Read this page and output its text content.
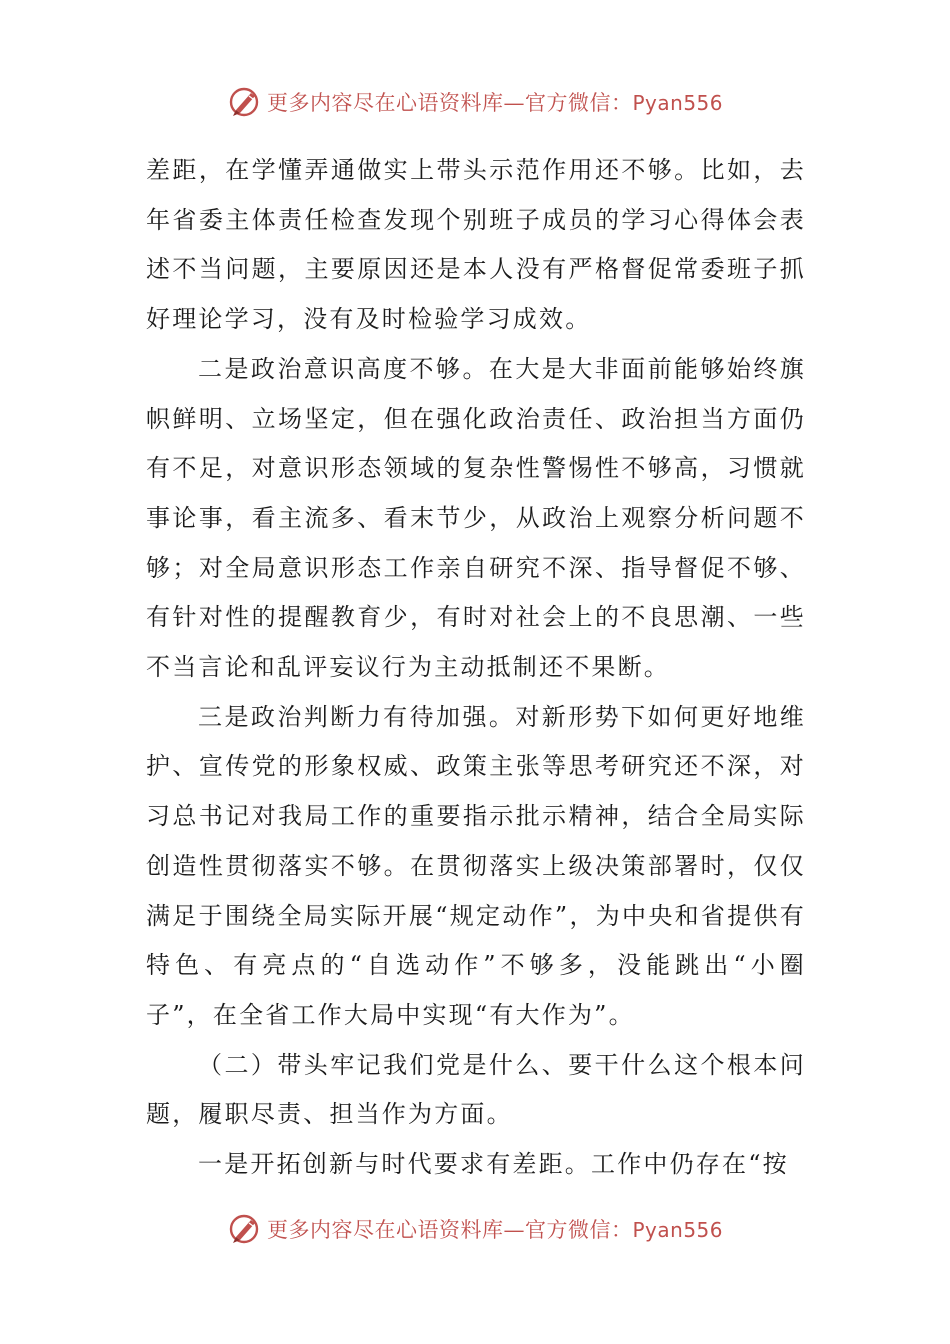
更多内容尽在心语资料库—官方微信：Pyan556

差距，在学懂弄通做实上带头示范作用还不够。比如，去年省委主体责任检查发现个别班子成员的学习心得体会表述不当问题，主要原因还是本人没有严格督促常委班子抓好理论学习，没有及时检验学习成效。

二是政治意识高度不够。在大是大非面前能够始终旗帜鲜明、立场坚定，但在强化政治责任、政治担当方面仍有不足，对意识形态领域的复杂性警惕性不够高，习惯就事论事，看主流多、看末节少，从政治上观察分析问题不够；对全局意识形态工作亲自研究不深、指导督促不够、有针对性的提醒教育少，有时对社会上的不良思潮、一些不当言论和乱评妄议行为主动抵制还不果断。

三是政治判断力有待加强。对新形势下如何更好地维护、宣传党的形象权威、政策主张等思考研究还不深，对习总书记对我局工作的重要指示批示精神，结合全局实际创造性贯彻落实不够。在贯彻落实上级决策部署时，仅仅满足于围绕全局实际开展“规定动作”，为中央和省提供有特色、有亮点的“自选动作”不够多，没能跳出“小圈子”，在全省工作大局中实现“有大作为”。

（二）带头牢记我们党是什么、要干什么这个根本问题，履职尽责、担当作为方面。

一是开拓创新与时代要求有差距。工作中仍存在“按

更多内容尽在心语资料库—官方微信：Pyan556
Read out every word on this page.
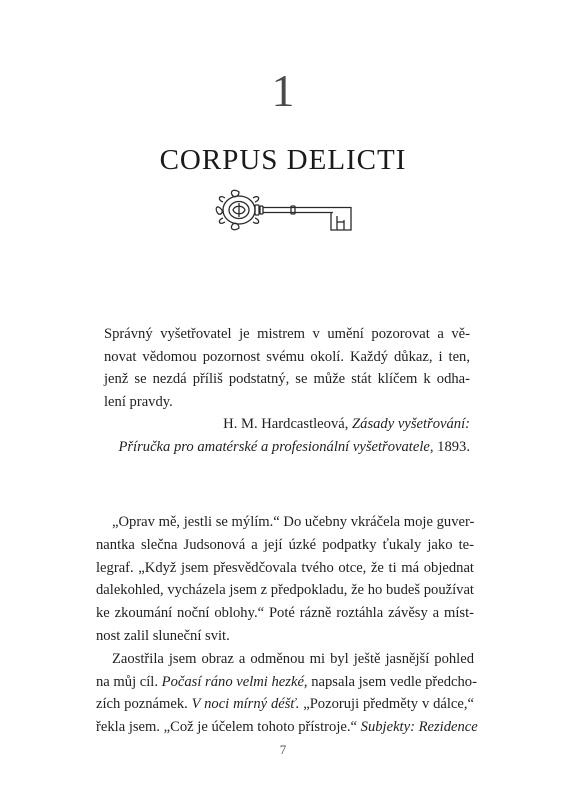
1
CORPUS DELICTI
Správný vyšetřovatel je mistrem v umění pozorovat a vě-
novat vědomou pozornost svému okolí. Každý důkaz, i ten,
jenž se nezdá příliš podstatný, se může stát klíčem k odha-
lení pravdy.
H. M. Hardcastleová, Zásady vyšetřování:
Příručka pro amatérské a profesionální vyšetřovatele, 1893.
„Oprav mě, jestli se mýlím.“ Do učebny vkráčela moje guver-
nantka slečna Judsonová a její úzké podpatky ťukaly jako te-
legraf. „Když jsem přesvědčovala tvého otce, že ti má objednat
dalekohled, vycházela jsem z předpokladu, že ho budeš používat
ke zkoumání noční oblohy.“ Poté rázně roztáhla závěsy a míst-
nost zalil sluneční svit.
Zaostřila jsem obraz a odměnou mi byl ještě jasnější pohled
na můj cíl. Počasí ráno velmi hezké, napsala jsem vedle předcho-
zích poznámek. V noci mírný déšť. „Pozoruji předměty v dálce,“
řekla jsem. „Což je účelem tohoto přístroje.“ Subjekty: Rezidence
7
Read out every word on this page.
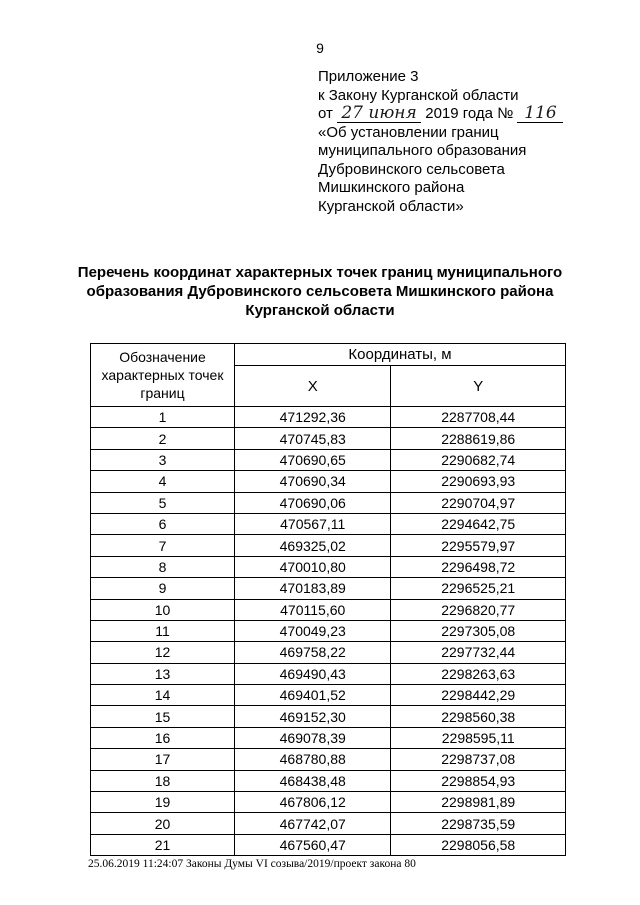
9
Приложение 3
к Закону Курганской области
от 27 июня 2019 года № 116
«Об установлении границ
муниципального образования
Дубровинского сельсовета
Мишкинского района
Курганской области»
Перечень координат характерных точек границ муниципального
образования Дубровинского сельсовета Мишкинского района
Курганской области
Обозначение
характерных точек
границ	Координаты, м	
	X	Y
1	471292,36	2287708,44
2	470745,83	2288619,86
3	470690,65	2290682,74
4	470690,34	2290693,93
5	470690,06	2290704,97
6	470567,11	2294642,75
7	469325,02	2295579,97
8	470010,80	2296498,72
9	470183,89	2296525,21
10	470115,60	2296820,77
11	470049,23	2297305,08
12	469758,22	2297732,44
13	469490,43	2298263,63
14	469401,52	2298442,29
15	469152,30	2298560,38
16	469078,39	2298595,11
17	468780,88	2298737,08
18	468438,48	2298854,93
19	467806,12	2298981,89
20	467742,07	2298735,59
21	467560,47	2298056,58
25.06.2019 11:24:07 Законы Думы VI созыва/2019/проект закона 80
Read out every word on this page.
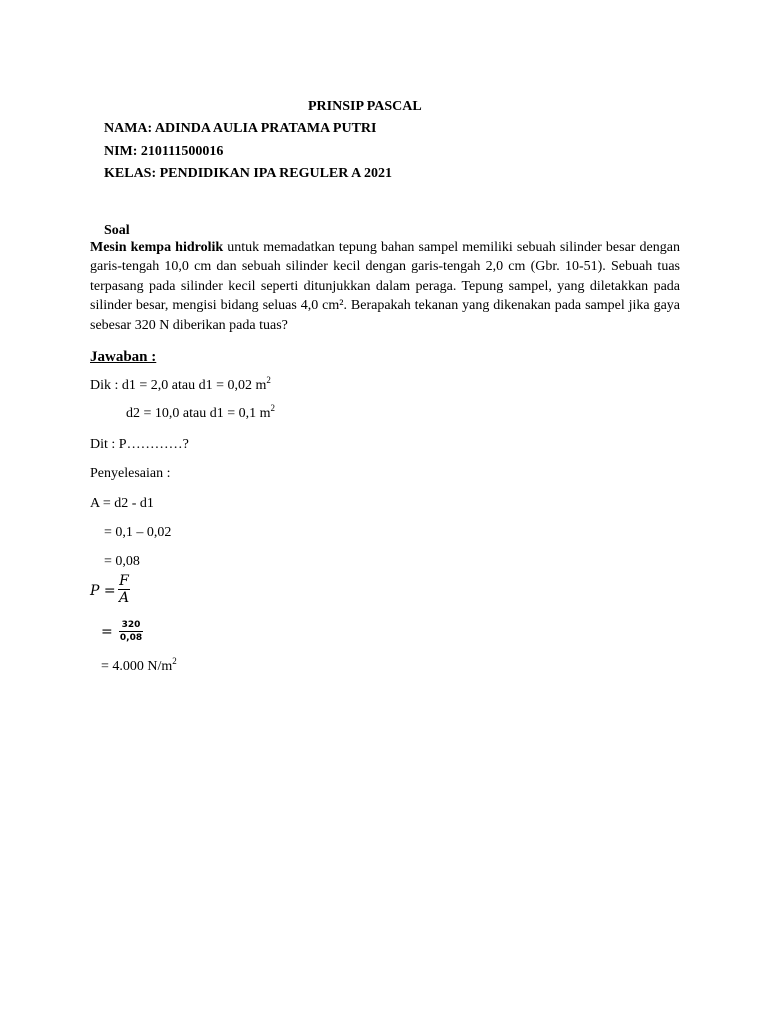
PRINSIP PASCAL
NAMA: ADINDA AULIA PRATAMA PUTRI
NIM: 210111500016
KELAS: PENDIDIKAN IPA REGULER A 2021
Soal
Mesin kempa hidrolik untuk memadatkan tepung bahan sampel memiliki sebuah silinder besar dengan garis-tengah 10,0 cm dan sebuah silinder kecil dengan garis-tengah 2,0 cm (Gbr. 10-51). Sebuah tuas terpasang pada silinder kecil seperti ditunjukkan dalam peraga. Tepung sampel, yang diletakkan pada silinder besar, mengisi bidang seluas 4,0 cm². Berapakah tekanan yang dikenakan pada sampel jika gaya sebesar 320 N diberikan pada tuas?
Jawaban :
Dik : d1 = 2,0 atau d1 = 0,02 $m^2$
d2 = 10,0 atau d1 = 0,1 $m^2$
Dit : P…………?
Penyelesaian :
A = d2 - d1
= 0,1 – 0,02
= 0,08
P =
F
A
= 320
0,08
= 4.000 $N/m^2$
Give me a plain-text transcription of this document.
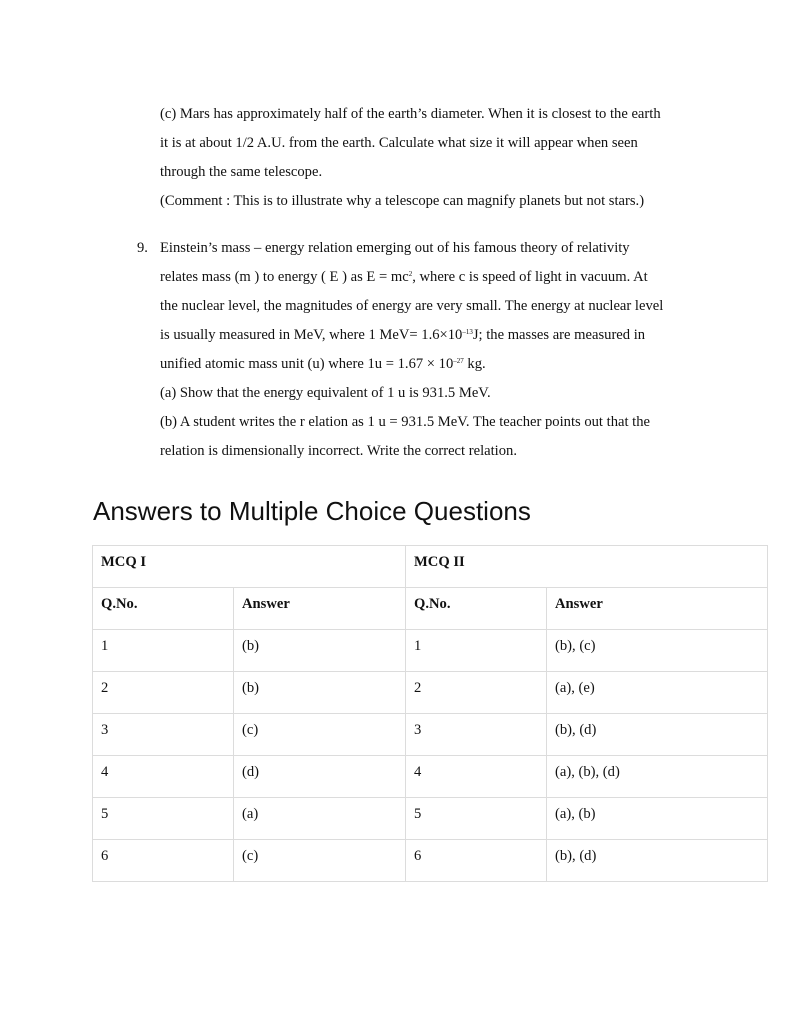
(c) Mars has approximately half of the earth’s diameter. When it is closest to the earth
it is at about 1/2 A.U. from the earth. Calculate what size it will appear when seen
through the same telescope.
(Comment : This is to illustrate why a telescope can magnify planets but not stars.)
9. Einstein’s mass – energy relation emerging out of his famous theory of relativity
relates mass (m ) to energy ( E ) as $E = mc^2$, where c is speed of light in vacuum. At
the nuclear level, the magnitudes of energy are very small. The energy at nuclear level
is usually measured in MeV, where 1 $MeV= 1.6\times 10^{-13}J$; the masses are measured in
unified atomic mass unit (u) where $1u = 1.67 \times 10^{-27}$ kg.
(a) Show that the energy equivalent of 1 u is 931.5 MeV.
(b) A student writes the r elation as 1 u = 931.5 MeV. The teacher points out that the
relation is dimensionally incorrect. Write the correct relation.
Answers to Multiple Choice Questions
MCQ I		MCQ II	
Q.No.	Answer	Q.No.	Answer
1	(b)	1	(b), (c)
2	(b)	2	(a), (e)
3	(c)	3	(b), (d)
4	(d)	4	(a), (b), (d)
5	(a)	5	(a), (b)
6	(c)	6	(b), (d)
#####
> _Directive_: Without the pictures, copy the material exactly as given.

> _Response to the exercise_:
Read this page and output its text content.
更多内容尽在心语资料库—官方微信：Pyan556

差距，在学懂弄通做实上带头示范作用还不够。比如，去年省委主体责任检查发现个别班子成员的学习心得体会表述不当问题，主要原因还是本人没有严格督促常委班子抓好理论学习，没有及时检验学习成效。

二是政治意识高度不够。在大是大非面前能够始终旗帜鲜明、立场坚定，但在强化政治责任、政治担当方面仍有不足，对意识形态领域的复杂性警惕性不够高，习惯就事论事，看主流多、看末节少，从政治上观察分析问题不够；对全局意识形态工作亲自研究不深、指导督促不够、有针对性的提醒教育少，有时对社会上的不良思潮、一些不当言论和乱评妄议行为主动抵制还不果断。

三是政治判断力有待加强。对新形势下如何更好地维护、宣传党的形象权威、政策主张等思考研究还不深，对习总书记对我局工作的重要指示批示精神，结合全局实际创造性贯彻落实不够。在贯彻落实上级决策部署时，仅仅满足于围绕全局实际开展“规定动作”，为中央和省提供有特色、有亮点的“自选动作”不够多，没能跳出“小圈子”，在全省工作大局中实现“有大作为”。

（二）带头牢记我们党是什么、要干什么这个根本问题，履职尽责、担当作为方面。

一是开拓创新与时代要求有差距。工作中仍存在“按

更多内容尽在心语资料库—官方微信：Pyan556
Read out every word on this page.
1
CORPUS DELICTI
Správný vyšetřovatel je mistrem v umění pozorovat a vě-
novat vědomou pozornost svému okolí. Každý důkaz, i ten,
jenž se nezdá příliš podstatný, se může stát klíčem k odha-
lení pravdy.
H. M. Hardcastleová, Zásady vyšetřování:
Příručka pro amatérské a profesionální vyšetřovatele, 1893.
„Oprav mě, jestli se mýlím.“ Do učebny vkráčela moje guver-
nantka slečna Judsonová a její úzké podpatky ťukaly jako te-
legraf. „Když jsem přesvědčovala tvého otce, že ti má objednat
dalekohled, vycházela jsem z předpokladu, že ho budeš používat
ke zkoumání noční oblohy.“ Poté rázně roztáhla závěsy a míst-
nost zalil sluneční svit.
Zaostřila jsem obraz a odměnou mi byl ještě jasnější pohled
na můj cíl. Počasí ráno velmi hezké, napsala jsem vedle předcho-
zích poznámek. V noci mírný déšť. „Pozoruji předměty v dálce,“
řekla jsem. „Což je účelem tohoto přístroje.“ Subjekty: Rezidence
7
Read out every word on this page.
9
Приложение 3
к Закону Курганской области
от 27 июня 2019 года № 116
«Об установлении границ
муниципального образования
Дубровинского сельсовета
Мишкинского района
Курганской области»
Перечень координат характерных точек границ муниципального
образования Дубровинского сельсовета Мишкинского района
Курганской области
Обозначение
характерных точек
границ	Координаты, м	
	X	Y
1	471292,36	2287708,44
2	470745,83	2288619,86
3	470690,65	2290682,74
4	470690,34	2290693,93
5	470690,06	2290704,97
6	470567,11	2294642,75
7	469325,02	2295579,97
8	470010,80	2296498,72
9	470183,89	2296525,21
10	470115,60	2296820,77
11	470049,23	2297305,08
12	469758,22	2297732,44
13	469490,43	2298263,63
14	469401,52	2298442,29
15	469152,30	2298560,38
16	469078,39	2298595,11
17	468780,88	2298737,08
18	468438,48	2298854,93
19	467806,12	2298981,89
20	467742,07	2298735,59
21	467560,47	2298056,58
25.06.2019 11:24:07 Законы Думы VI созыва/2019/проект закона 80
Read out every word on this page.
PRINSIP PASCAL
NAMA: ADINDA AULIA PRATAMA PUTRI
NIM: 210111500016
KELAS: PENDIDIKAN IPA REGULER A 2021
Soal
Mesin kempa hidrolik untuk memadatkan tepung bahan sampel memiliki sebuah silinder besar dengan garis-tengah 10,0 cm dan sebuah silinder kecil dengan garis-tengah 2,0 cm (Gbr. 10-51). Sebuah tuas terpasang pada silinder kecil seperti ditunjukkan dalam peraga. Tepung sampel, yang diletakkan pada silinder besar, mengisi bidang seluas 4,0 cm². Berapakah tekanan yang dikenakan pada sampel jika gaya sebesar 320 N diberikan pada tuas?
Jawaban :
Dik : d1 = 2,0 atau d1 = 0,02 $m^2$
d2 = 10,0 atau d1 = 0,1 $m^2$
Dit : P…………?
Penyelesaian :
A = d2 - d1
= 0,1 – 0,02
= 0,08
P =
F
A
= 320
0,08
= 4.000 $N/m^2$
Give me a plain-text transcription of this document.
(c) Mars has approximately half of the earth’s diameter. When it is closest to the earth
it is at about 1/2 A.U. from the earth. Calculate what size it will appear when seen
through the same telescope.
(Comment : This is to illustrate why a telescope can magnify planets but not stars.)
9. Einstein’s mass – energy relation emerging out of his famous theory of relativity
relates mass (m ) to energy ( E ) as $E = mc^2$, where c is speed of light in vacuum. At
the nuclear level, the magnitudes of energy are very small. The energy at nuclear level
is usually measured in MeV, where 1 $MeV= 1.6\times 10^{-13}J$; the masses are measured in
unified atomic mass unit (u) where $1u = 1.67 \times 10^{-27}$ kg.
(a) Show that the energy equivalent of 1 u is 931.5 MeV.
(b) A student writes the r elation as 1 u = 931.5 MeV. The teacher points out that the
relation is dimensionally incorrect. Write the correct relation.
Answers to Multiple Choice Questions
MCQ I		MCQ II	
Q.No.	Answer	Q.No.	Answer
1	(b)	1	(b), (c)
2	(b)	2	(a), (e)
3	(c)	3	(b), (d)
4	(d)	4	(a), (b), (d)
5	(a)	5	(a), (b)
6	(c)	6	(b), (d)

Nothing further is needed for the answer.